[Work instructions] Find each line with the word "Dealings" and state how many there are, nothing more.

[The records]
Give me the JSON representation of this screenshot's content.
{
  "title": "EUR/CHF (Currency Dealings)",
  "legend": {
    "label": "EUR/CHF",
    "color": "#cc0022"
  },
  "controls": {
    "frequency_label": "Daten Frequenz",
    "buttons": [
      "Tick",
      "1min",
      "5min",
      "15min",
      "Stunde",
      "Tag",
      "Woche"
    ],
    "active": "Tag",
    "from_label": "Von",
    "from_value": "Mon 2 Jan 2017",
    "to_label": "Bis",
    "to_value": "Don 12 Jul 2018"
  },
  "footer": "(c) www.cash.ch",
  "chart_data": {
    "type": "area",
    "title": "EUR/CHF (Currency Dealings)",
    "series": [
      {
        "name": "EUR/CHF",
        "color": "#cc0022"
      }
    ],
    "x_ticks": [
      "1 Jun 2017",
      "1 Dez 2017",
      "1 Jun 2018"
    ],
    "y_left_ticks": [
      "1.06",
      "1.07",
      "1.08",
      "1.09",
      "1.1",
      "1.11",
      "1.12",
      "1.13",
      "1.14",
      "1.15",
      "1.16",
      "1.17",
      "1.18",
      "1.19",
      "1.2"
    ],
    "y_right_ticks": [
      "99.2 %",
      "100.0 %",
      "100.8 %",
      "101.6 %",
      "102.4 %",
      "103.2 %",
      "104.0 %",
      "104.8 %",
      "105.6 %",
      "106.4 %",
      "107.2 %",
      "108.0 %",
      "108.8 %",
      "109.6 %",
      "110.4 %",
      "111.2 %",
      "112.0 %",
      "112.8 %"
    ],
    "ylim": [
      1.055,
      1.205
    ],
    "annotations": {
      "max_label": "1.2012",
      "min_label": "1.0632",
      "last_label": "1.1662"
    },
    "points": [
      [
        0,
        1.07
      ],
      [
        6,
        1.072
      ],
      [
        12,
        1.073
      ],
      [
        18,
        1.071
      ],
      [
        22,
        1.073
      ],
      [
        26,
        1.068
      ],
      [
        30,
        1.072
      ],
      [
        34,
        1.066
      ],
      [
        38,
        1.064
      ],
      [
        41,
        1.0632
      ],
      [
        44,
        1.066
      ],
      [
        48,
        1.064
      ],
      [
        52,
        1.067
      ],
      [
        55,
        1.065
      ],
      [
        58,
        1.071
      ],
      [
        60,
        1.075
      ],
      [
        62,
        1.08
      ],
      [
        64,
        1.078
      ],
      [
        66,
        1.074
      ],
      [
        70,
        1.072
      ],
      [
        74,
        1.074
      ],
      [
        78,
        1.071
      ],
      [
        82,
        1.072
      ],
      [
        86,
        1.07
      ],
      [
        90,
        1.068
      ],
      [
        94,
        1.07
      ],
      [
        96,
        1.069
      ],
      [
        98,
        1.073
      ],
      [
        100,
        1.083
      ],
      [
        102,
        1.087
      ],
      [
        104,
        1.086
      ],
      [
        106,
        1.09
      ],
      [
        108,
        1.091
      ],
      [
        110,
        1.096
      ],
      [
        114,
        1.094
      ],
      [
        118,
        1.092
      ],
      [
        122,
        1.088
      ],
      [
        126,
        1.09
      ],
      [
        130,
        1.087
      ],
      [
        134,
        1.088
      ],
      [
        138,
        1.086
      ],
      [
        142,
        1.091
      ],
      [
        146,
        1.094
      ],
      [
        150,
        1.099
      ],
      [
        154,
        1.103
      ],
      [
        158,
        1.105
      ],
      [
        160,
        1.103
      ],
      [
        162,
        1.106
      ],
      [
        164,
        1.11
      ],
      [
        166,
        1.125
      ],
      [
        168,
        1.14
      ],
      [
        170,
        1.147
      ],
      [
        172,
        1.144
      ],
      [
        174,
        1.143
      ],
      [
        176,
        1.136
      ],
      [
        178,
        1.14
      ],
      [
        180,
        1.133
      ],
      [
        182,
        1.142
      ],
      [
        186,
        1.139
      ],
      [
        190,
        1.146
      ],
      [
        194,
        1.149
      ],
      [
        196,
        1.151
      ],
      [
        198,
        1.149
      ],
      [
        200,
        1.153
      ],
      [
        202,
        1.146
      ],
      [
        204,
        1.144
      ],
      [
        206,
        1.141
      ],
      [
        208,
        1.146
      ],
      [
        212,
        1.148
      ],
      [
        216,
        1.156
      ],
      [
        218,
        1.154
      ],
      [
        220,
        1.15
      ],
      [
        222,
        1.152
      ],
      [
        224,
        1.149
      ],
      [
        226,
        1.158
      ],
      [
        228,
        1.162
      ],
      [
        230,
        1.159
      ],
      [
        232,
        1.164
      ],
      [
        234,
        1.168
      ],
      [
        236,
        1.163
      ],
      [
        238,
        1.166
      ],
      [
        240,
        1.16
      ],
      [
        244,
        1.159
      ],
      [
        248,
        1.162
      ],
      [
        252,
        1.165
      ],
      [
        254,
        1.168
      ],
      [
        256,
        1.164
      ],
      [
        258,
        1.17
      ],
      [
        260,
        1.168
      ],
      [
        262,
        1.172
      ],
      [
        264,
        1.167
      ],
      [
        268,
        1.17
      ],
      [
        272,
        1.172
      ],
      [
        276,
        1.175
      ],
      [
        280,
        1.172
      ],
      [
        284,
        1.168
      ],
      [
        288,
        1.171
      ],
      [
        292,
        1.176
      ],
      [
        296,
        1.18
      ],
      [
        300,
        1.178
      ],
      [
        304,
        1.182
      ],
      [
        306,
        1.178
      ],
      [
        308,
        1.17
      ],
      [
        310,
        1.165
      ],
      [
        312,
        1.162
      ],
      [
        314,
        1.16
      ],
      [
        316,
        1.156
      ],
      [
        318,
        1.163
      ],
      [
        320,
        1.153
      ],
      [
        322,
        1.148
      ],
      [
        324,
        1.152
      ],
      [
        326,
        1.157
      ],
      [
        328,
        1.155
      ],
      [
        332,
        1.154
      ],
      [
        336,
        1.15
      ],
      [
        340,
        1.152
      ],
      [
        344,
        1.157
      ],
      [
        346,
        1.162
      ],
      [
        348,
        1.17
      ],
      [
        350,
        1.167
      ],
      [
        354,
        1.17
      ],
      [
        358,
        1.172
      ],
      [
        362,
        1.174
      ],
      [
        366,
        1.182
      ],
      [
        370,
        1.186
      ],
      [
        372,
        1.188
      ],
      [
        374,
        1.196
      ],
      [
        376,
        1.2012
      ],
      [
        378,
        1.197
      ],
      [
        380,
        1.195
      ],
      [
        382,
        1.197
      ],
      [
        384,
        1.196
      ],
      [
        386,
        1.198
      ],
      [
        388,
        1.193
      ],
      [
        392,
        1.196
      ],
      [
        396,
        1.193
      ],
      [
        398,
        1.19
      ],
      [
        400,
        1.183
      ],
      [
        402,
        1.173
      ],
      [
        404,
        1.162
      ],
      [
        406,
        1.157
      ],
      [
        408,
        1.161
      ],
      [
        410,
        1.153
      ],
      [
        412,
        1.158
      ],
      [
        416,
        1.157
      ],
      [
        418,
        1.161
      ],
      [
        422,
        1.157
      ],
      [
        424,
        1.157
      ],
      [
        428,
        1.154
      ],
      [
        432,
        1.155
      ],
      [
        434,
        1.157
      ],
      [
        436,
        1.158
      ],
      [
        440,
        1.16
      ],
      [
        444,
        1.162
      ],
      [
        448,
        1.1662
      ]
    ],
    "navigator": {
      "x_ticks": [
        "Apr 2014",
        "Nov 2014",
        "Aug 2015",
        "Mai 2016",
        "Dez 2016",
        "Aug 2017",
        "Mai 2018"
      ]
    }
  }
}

[Result] 2